*WHAT YOU SHOULD DO:* Copy each line of the material below that includes the string "Jesus".

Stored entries
* Begin *
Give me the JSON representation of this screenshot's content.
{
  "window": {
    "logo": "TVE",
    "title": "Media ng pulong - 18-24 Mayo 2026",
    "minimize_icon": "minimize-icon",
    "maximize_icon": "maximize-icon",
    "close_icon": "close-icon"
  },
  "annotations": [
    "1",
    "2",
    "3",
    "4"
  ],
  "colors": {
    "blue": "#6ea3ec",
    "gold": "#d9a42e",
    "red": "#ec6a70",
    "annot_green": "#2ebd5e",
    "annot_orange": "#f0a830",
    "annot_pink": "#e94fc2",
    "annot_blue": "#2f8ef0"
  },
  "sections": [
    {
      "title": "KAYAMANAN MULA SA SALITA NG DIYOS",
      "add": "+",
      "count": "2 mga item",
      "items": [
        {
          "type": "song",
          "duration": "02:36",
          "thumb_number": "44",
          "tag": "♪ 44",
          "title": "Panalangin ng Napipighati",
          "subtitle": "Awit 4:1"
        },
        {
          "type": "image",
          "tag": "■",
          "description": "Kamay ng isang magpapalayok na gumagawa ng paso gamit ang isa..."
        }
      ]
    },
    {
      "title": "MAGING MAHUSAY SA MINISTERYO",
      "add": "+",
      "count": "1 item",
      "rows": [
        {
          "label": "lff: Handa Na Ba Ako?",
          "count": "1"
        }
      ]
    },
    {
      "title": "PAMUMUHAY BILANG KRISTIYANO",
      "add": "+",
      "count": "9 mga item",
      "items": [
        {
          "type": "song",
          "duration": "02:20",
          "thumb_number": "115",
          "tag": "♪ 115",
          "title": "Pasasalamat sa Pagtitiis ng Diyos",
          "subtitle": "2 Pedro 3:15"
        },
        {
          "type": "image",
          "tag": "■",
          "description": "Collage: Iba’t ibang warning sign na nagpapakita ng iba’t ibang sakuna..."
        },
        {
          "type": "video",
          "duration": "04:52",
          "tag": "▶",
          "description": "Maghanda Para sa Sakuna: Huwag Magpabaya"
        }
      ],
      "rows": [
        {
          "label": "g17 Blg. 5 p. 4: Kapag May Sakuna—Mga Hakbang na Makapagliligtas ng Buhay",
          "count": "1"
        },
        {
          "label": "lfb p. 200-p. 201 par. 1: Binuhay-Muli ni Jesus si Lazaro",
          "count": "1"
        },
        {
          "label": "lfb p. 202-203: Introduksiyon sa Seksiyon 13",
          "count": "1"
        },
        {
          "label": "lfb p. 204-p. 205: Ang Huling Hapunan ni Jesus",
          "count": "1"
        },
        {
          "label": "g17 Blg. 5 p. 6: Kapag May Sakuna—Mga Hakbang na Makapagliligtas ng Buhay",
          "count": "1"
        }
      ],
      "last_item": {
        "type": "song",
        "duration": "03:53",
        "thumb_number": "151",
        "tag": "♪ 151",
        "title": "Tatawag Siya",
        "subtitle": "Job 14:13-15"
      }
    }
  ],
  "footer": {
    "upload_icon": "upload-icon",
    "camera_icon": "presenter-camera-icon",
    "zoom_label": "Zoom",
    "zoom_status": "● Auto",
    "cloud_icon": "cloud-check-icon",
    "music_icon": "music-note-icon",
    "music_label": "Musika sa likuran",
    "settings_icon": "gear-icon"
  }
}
* End *
*RESPONSE FOR THIS EXERCISE:*
          "label": "lfb p. 200-p. 201 par. 1: Binuhay-Muli ni Jesus si Lazaro",
          "label": "lfb p. 204-p. 205: Ang Huling Hapunan ni Jesus",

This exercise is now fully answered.